(Data records)
■ ■ ■
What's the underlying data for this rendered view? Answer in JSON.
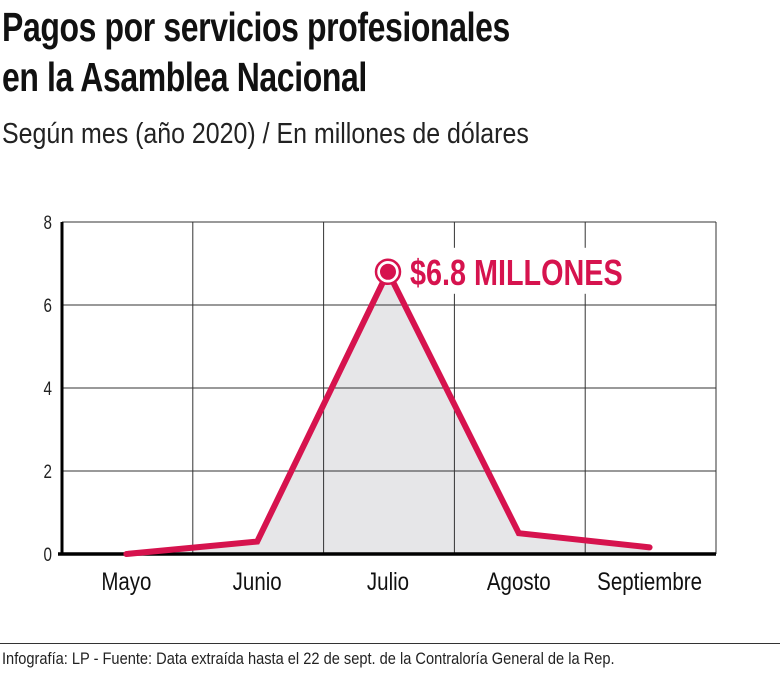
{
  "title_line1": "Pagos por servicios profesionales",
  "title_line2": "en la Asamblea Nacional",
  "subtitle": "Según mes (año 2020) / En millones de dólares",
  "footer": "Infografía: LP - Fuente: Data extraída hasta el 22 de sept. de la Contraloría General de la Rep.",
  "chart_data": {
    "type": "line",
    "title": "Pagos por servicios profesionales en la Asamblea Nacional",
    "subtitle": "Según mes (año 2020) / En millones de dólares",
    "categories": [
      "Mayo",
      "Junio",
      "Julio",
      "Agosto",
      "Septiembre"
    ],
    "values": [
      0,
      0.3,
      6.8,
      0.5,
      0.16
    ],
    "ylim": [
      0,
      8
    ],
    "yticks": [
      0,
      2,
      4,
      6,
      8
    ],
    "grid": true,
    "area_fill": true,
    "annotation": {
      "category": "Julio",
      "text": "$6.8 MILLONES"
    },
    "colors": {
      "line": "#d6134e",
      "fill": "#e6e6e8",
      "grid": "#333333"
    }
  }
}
■ ■ ■
_REQUIRED WORK_.
Drop the images and repeat the data exactly.

_SOLUTION TO THIS TASK_.
What's the underlying data for this rendered view? Answer in JSON.
{
  "title_line1": "Pagos por servicios profesionales",
  "title_line2": "en la Asamblea Nacional",
  "subtitle": "Según mes (año 2020) / En millones de dólares",
  "footer": "Infografía: LP - Fuente: Data extraída hasta el 22 de sept. de la Contraloría General de la Rep.",
  "chart_data": {
    "type": "line",
    "title": "Pagos por servicios profesionales en la Asamblea Nacional",
    "subtitle": "Según mes (año 2020) / En millones de dólares",
    "categories": [
      "Mayo",
      "Junio",
      "Julio",
      "Agosto",
      "Septiembre"
    ],
    "values": [
      0,
      0.3,
      6.8,
      0.5,
      0.16
    ],
    "ylim": [
      0,
      8
    ],
    "yticks": [
      0,
      2,
      4,
      6,
      8
    ],
    "grid": true,
    "area_fill": true,
    "annotation": {
      "category": "Julio",
      "text": "$6.8 MILLONES"
    },
    "colors": {
      "line": "#d6134e",
      "fill": "#e6e6e8",
      "grid": "#333333"
    }
  }
}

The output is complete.